Dataset records
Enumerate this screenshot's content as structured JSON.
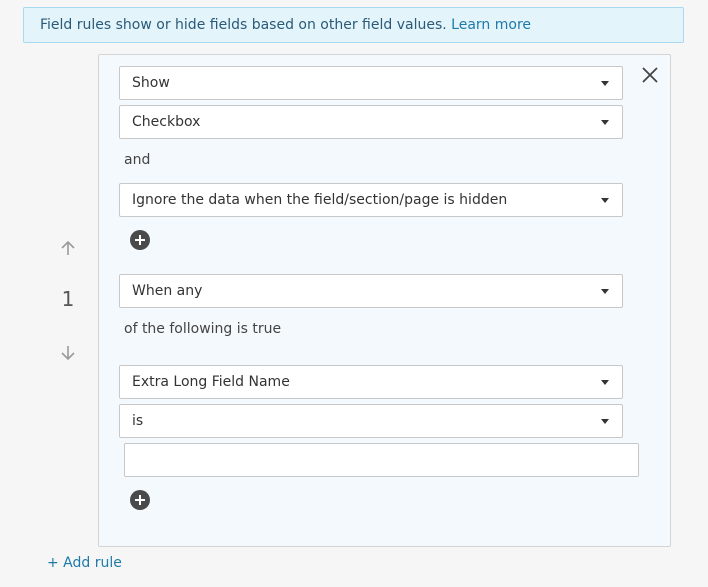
{
  "banner": {
    "text": "Field rules show or hide fields based on other field values. ",
    "link_label": "Learn more"
  },
  "rule": {
    "number": "1",
    "action_select": "Show",
    "field_select": "Checkbox",
    "and_label": "and",
    "hidden_data_select": "Ignore the data when the field/section/page is hidden",
    "match_select": "When any",
    "following_label": "of the following is true",
    "condition": {
      "field_select": "Extra Long Field Name",
      "operator_select": "is",
      "value": ""
    }
  },
  "footer": {
    "add_rule_label": "+ Add rule"
  },
  "icons": {
    "move_up": "arrow-up-icon",
    "move_down": "arrow-down-icon",
    "close": "close-icon",
    "add": "plus-circle-icon",
    "dropdown": "caret-down-icon"
  },
  "colors": {
    "link": "#1e7aa8",
    "banner_bg": "#e3f4fb",
    "card_bg": "#f4f9fd"
  }
}
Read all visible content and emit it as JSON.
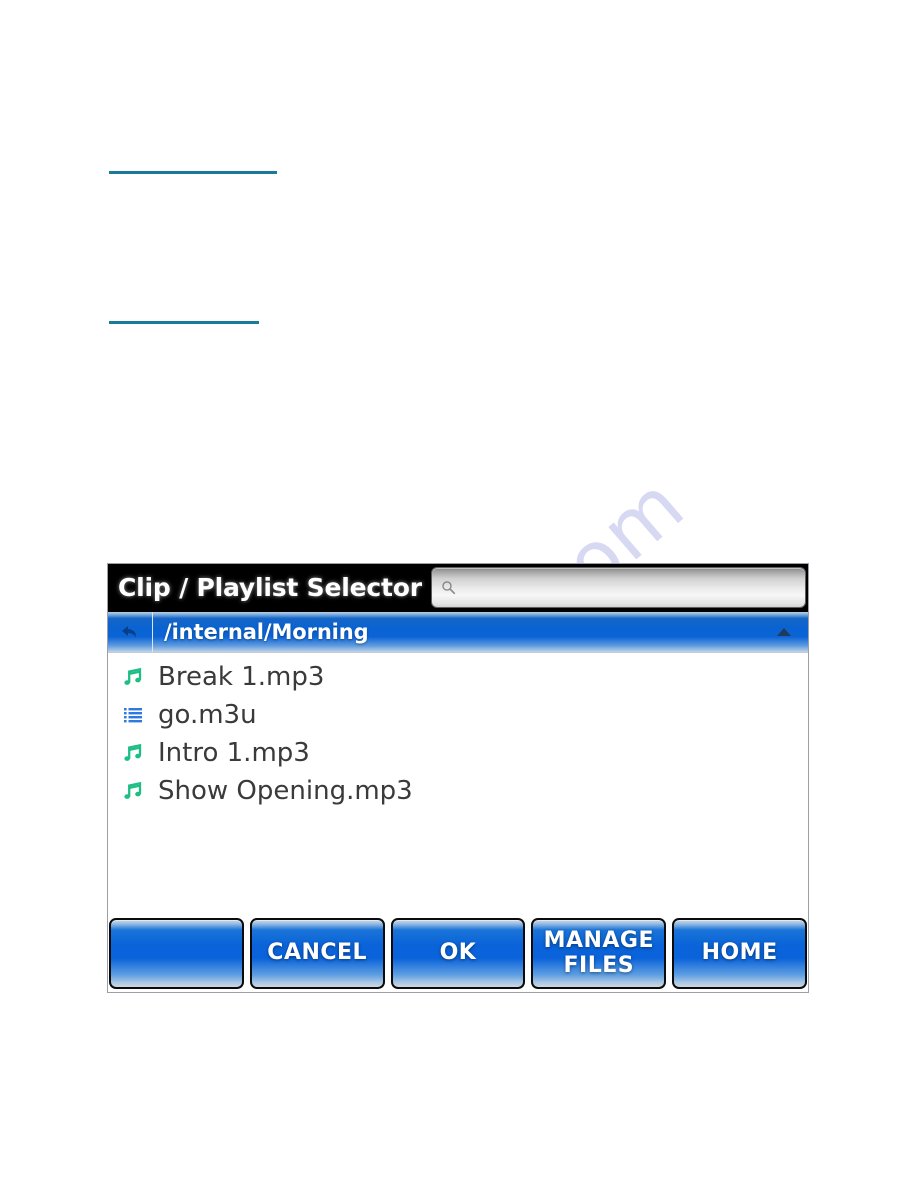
{
  "document": {
    "links": [
      {
        "name": "link-underline-upper",
        "text": ""
      },
      {
        "name": "link-underline-lower",
        "text": ""
      }
    ],
    "watermark": "manualshive.com"
  },
  "dialog": {
    "title": "Clip / Playlist Selector",
    "search": {
      "value": "",
      "placeholder": "",
      "icon": "search-icon"
    },
    "path_bar": {
      "path": "/internal/Morning",
      "back_icon": "back-arrow-icon",
      "scroll_up_icon": "triangle-up-icon"
    },
    "files": [
      {
        "name": "Break 1.mp3",
        "icon": "music-note-icon"
      },
      {
        "name": "go.m3u",
        "icon": "playlist-lines-icon"
      },
      {
        "name": "Intro 1.mp3",
        "icon": "music-note-icon"
      },
      {
        "name": "Show Opening.mp3",
        "icon": "music-note-icon"
      }
    ],
    "buttons": [
      {
        "label": "",
        "name": "blank-button"
      },
      {
        "label": "CANCEL",
        "name": "cancel-button"
      },
      {
        "label": "OK",
        "name": "ok-button"
      },
      {
        "label": "MANAGE\nFILES",
        "name": "manage-files-button"
      },
      {
        "label": "HOME",
        "name": "home-button"
      }
    ]
  },
  "colors": {
    "titlebar_bg": "#000000",
    "accent_blue": "#0a63d9",
    "music_icon_green": "#1fbe86",
    "playlist_icon_blue": "#2f7ae0",
    "link_teal": "#1b7a99",
    "watermark": "#c9cbee"
  }
}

Objective
Output precisely the lines in the material above from the line containing "Read all visible content and emit it as JSON." through its last line, and omit pictures.

Complete output
Read all visible content and emit it as JSON.
{
  "document": {
    "links": [
      {
        "name": "link-underline-upper",
        "text": ""
      },
      {
        "name": "link-underline-lower",
        "text": ""
      }
    ],
    "watermark": "manualshive.com"
  },
  "dialog": {
    "title": "Clip / Playlist Selector",
    "search": {
      "value": "",
      "placeholder": "",
      "icon": "search-icon"
    },
    "path_bar": {
      "path": "/internal/Morning",
      "back_icon": "back-arrow-icon",
      "scroll_up_icon": "triangle-up-icon"
    },
    "files": [
      {
        "name": "Break 1.mp3",
        "icon": "music-note-icon"
      },
      {
        "name": "go.m3u",
        "icon": "playlist-lines-icon"
      },
      {
        "name": "Intro 1.mp3",
        "icon": "music-note-icon"
      },
      {
        "name": "Show Opening.mp3",
        "icon": "music-note-icon"
      }
    ],
    "buttons": [
      {
        "label": "",
        "name": "blank-button"
      },
      {
        "label": "CANCEL",
        "name": "cancel-button"
      },
      {
        "label": "OK",
        "name": "ok-button"
      },
      {
        "label": "MANAGE\nFILES",
        "name": "manage-files-button"
      },
      {
        "label": "HOME",
        "name": "home-button"
      }
    ]
  },
  "colors": {
    "titlebar_bg": "#000000",
    "accent_blue": "#0a63d9",
    "music_icon_green": "#1fbe86",
    "playlist_icon_blue": "#2f7ae0",
    "link_teal": "#1b7a99",
    "watermark": "#c9cbee"
  }
}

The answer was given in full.